Set each record down exactly, excluding all images.

> Extracted data entries
§ §

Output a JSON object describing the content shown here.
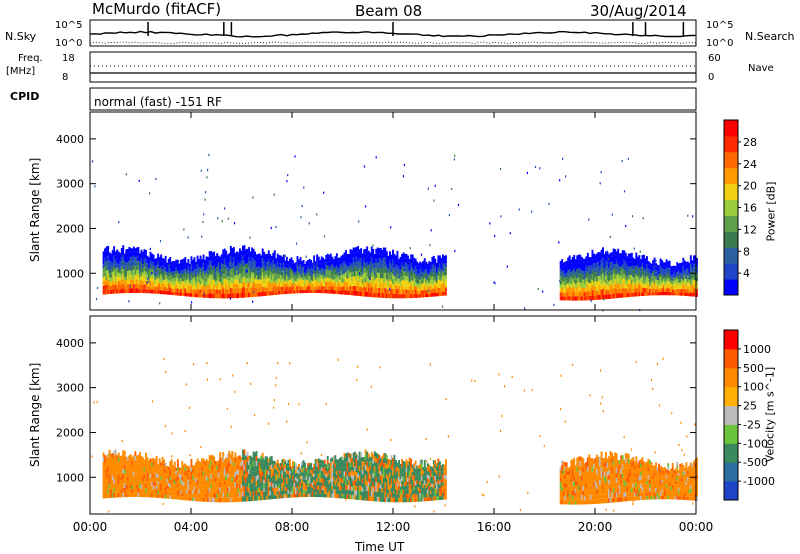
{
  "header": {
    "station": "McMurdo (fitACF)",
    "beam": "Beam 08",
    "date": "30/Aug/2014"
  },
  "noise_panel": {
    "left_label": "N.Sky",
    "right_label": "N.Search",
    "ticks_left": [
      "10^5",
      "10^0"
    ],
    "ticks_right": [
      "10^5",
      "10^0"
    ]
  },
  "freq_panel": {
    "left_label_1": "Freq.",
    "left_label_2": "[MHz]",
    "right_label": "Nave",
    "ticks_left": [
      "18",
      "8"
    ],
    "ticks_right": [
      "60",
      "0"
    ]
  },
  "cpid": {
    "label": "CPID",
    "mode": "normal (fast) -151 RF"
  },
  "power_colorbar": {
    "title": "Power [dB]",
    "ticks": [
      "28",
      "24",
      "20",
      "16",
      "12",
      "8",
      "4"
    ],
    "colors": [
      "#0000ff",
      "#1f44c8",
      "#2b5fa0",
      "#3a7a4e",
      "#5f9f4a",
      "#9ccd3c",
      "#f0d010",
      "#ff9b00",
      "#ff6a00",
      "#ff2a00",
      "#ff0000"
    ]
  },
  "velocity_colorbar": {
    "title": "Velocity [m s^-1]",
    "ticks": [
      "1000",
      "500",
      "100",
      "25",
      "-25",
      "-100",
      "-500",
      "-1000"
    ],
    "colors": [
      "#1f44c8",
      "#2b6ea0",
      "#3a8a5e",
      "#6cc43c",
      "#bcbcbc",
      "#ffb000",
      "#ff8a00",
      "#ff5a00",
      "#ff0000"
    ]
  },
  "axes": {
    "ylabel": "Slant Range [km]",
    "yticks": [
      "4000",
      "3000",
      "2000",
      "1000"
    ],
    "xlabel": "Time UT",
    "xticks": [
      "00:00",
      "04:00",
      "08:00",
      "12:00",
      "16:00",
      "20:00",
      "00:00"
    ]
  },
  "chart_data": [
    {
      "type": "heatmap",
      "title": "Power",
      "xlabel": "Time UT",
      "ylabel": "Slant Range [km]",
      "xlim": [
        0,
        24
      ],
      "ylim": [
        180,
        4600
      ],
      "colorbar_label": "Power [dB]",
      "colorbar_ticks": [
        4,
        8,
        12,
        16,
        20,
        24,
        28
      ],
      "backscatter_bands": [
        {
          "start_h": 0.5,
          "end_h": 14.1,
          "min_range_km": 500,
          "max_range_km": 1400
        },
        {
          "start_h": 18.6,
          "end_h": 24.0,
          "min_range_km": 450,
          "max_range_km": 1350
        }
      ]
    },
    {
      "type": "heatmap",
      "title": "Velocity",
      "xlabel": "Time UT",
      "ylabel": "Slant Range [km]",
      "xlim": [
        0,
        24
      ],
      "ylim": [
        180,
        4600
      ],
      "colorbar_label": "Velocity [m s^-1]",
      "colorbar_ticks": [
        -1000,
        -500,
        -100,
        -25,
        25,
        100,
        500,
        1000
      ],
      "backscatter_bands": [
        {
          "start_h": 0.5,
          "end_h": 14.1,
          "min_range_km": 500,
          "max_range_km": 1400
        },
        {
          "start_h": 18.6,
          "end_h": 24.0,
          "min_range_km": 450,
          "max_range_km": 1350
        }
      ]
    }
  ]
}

§ §

> Result for this task
Output a JSON object describing the content shown here.
{
  "header": {
    "station": "McMurdo (fitACF)",
    "beam": "Beam 08",
    "date": "30/Aug/2014"
  },
  "noise_panel": {
    "left_label": "N.Sky",
    "right_label": "N.Search",
    "ticks_left": [
      "10^5",
      "10^0"
    ],
    "ticks_right": [
      "10^5",
      "10^0"
    ]
  },
  "freq_panel": {
    "left_label_1": "Freq.",
    "left_label_2": "[MHz]",
    "right_label": "Nave",
    "ticks_left": [
      "18",
      "8"
    ],
    "ticks_right": [
      "60",
      "0"
    ]
  },
  "cpid": {
    "label": "CPID",
    "mode": "normal (fast) -151 RF"
  },
  "power_colorbar": {
    "title": "Power [dB]",
    "ticks": [
      "28",
      "24",
      "20",
      "16",
      "12",
      "8",
      "4"
    ],
    "colors": [
      "#0000ff",
      "#1f44c8",
      "#2b5fa0",
      "#3a7a4e",
      "#5f9f4a",
      "#9ccd3c",
      "#f0d010",
      "#ff9b00",
      "#ff6a00",
      "#ff2a00",
      "#ff0000"
    ]
  },
  "velocity_colorbar": {
    "title": "Velocity [m s^-1]",
    "ticks": [
      "1000",
      "500",
      "100",
      "25",
      "-25",
      "-100",
      "-500",
      "-1000"
    ],
    "colors": [
      "#1f44c8",
      "#2b6ea0",
      "#3a8a5e",
      "#6cc43c",
      "#bcbcbc",
      "#ffb000",
      "#ff8a00",
      "#ff5a00",
      "#ff0000"
    ]
  },
  "axes": {
    "ylabel": "Slant Range [km]",
    "yticks": [
      "4000",
      "3000",
      "2000",
      "1000"
    ],
    "xlabel": "Time UT",
    "xticks": [
      "00:00",
      "04:00",
      "08:00",
      "12:00",
      "16:00",
      "20:00",
      "00:00"
    ]
  },
  "chart_data": [
    {
      "type": "heatmap",
      "title": "Power",
      "xlabel": "Time UT",
      "ylabel": "Slant Range [km]",
      "xlim": [
        0,
        24
      ],
      "ylim": [
        180,
        4600
      ],
      "colorbar_label": "Power [dB]",
      "colorbar_ticks": [
        4,
        8,
        12,
        16,
        20,
        24,
        28
      ],
      "backscatter_bands": [
        {
          "start_h": 0.5,
          "end_h": 14.1,
          "min_range_km": 500,
          "max_range_km": 1400
        },
        {
          "start_h": 18.6,
          "end_h": 24.0,
          "min_range_km": 450,
          "max_range_km": 1350
        }
      ]
    },
    {
      "type": "heatmap",
      "title": "Velocity",
      "xlabel": "Time UT",
      "ylabel": "Slant Range [km]",
      "xlim": [
        0,
        24
      ],
      "ylim": [
        180,
        4600
      ],
      "colorbar_label": "Velocity [m s^-1]",
      "colorbar_ticks": [
        -1000,
        -500,
        -100,
        -25,
        25,
        100,
        500,
        1000
      ],
      "backscatter_bands": [
        {
          "start_h": 0.5,
          "end_h": 14.1,
          "min_range_km": 500,
          "max_range_km": 1400
        },
        {
          "start_h": 18.6,
          "end_h": 24.0,
          "min_range_km": 450,
          "max_range_km": 1350
        }
      ]
    }
  ]
}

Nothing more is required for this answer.